_Work to be completed_.
All of the material below is to be retyped exactly.

_Input_.
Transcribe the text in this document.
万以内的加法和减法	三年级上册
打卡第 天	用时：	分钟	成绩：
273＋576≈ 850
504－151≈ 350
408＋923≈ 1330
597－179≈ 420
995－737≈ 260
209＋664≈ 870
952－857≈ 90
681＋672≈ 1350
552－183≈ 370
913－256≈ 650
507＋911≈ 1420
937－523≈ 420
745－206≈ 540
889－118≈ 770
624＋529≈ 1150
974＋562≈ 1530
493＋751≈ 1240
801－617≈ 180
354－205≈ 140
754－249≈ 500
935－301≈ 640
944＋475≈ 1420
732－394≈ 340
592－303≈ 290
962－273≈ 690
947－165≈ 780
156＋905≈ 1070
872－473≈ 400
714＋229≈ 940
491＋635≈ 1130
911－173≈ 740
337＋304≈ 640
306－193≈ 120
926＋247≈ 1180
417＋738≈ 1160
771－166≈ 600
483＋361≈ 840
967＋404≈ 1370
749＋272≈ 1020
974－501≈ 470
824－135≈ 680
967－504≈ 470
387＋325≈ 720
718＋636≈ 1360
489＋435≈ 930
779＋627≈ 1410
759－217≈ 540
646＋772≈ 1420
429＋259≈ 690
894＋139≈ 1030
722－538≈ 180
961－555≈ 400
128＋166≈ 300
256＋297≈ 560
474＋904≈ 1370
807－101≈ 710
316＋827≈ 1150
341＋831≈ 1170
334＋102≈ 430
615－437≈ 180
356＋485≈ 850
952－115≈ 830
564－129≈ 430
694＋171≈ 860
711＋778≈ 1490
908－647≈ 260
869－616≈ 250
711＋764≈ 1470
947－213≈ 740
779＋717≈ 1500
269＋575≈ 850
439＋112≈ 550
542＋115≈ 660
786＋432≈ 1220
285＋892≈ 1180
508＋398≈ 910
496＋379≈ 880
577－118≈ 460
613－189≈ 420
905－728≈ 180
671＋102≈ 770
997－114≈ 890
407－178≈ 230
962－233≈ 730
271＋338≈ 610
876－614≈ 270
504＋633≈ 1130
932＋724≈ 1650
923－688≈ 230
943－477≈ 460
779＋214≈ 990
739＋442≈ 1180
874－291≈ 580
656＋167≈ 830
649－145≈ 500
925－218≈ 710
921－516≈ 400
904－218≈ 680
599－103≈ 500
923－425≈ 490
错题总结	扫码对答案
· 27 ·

_Solution for this exercise_.
Transcribe the text in this document.
万以内的加法和减法	三年级上册
打卡第 天	用时：	分钟	成绩：
273＋576≈ 850
504－151≈ 350
408＋923≈ 1330
597－179≈ 420
995－737≈ 260
209＋664≈ 870
952－857≈ 90
681＋672≈ 1350
552－183≈ 370
913－256≈ 650
507＋911≈ 1420
937－523≈ 420
745－206≈ 540
889－118≈ 770
624＋529≈ 1150
974＋562≈ 1530
493＋751≈ 1240
801－617≈ 180
354－205≈ 140
754－249≈ 500
935－301≈ 640
944＋475≈ 1420
732－394≈ 340
592－303≈ 290
962－273≈ 690
947－165≈ 780
156＋905≈ 1070
872－473≈ 400
714＋229≈ 940
491＋635≈ 1130
911－173≈ 740
337＋304≈ 640
306－193≈ 120
926＋247≈ 1180
417＋738≈ 1160
771－166≈ 600
483＋361≈ 840
967＋404≈ 1370
749＋272≈ 1020
974－501≈ 470
824－135≈ 680
967－504≈ 470
387＋325≈ 720
718＋636≈ 1360
489＋435≈ 930
779＋627≈ 1410
759－217≈ 540
646＋772≈ 1420
429＋259≈ 690
894＋139≈ 1030
722－538≈ 180
961－555≈ 400
128＋166≈ 300
256＋297≈ 560
474＋904≈ 1370
807－101≈ 710
316＋827≈ 1150
341＋831≈ 1170
334＋102≈ 430
615－437≈ 180
356＋485≈ 850
952－115≈ 830
564－129≈ 430
694＋171≈ 860
711＋778≈ 1490
908－647≈ 260
869－616≈ 250
711＋764≈ 1470
947－213≈ 740
779＋717≈ 1500
269＋575≈ 850
439＋112≈ 550
542＋115≈ 660
786＋432≈ 1220
285＋892≈ 1180
508＋398≈ 910
496＋379≈ 880
577－118≈ 460
613－189≈ 420
905－728≈ 180
671＋102≈ 770
997－114≈ 890
407－178≈ 230
962－233≈ 730
271＋338≈ 610
876－614≈ 270
504＋633≈ 1130
932＋724≈ 1650
923－688≈ 230
943－477≈ 460
779＋214≈ 990
739＋442≈ 1180
874－291≈ 580
656＋167≈ 830
649－145≈ 500
925－218≈ 710
921－516≈ 400
904－218≈ 680
599－103≈ 500
923－425≈ 490
错题总结	扫码对答案
· 27 ·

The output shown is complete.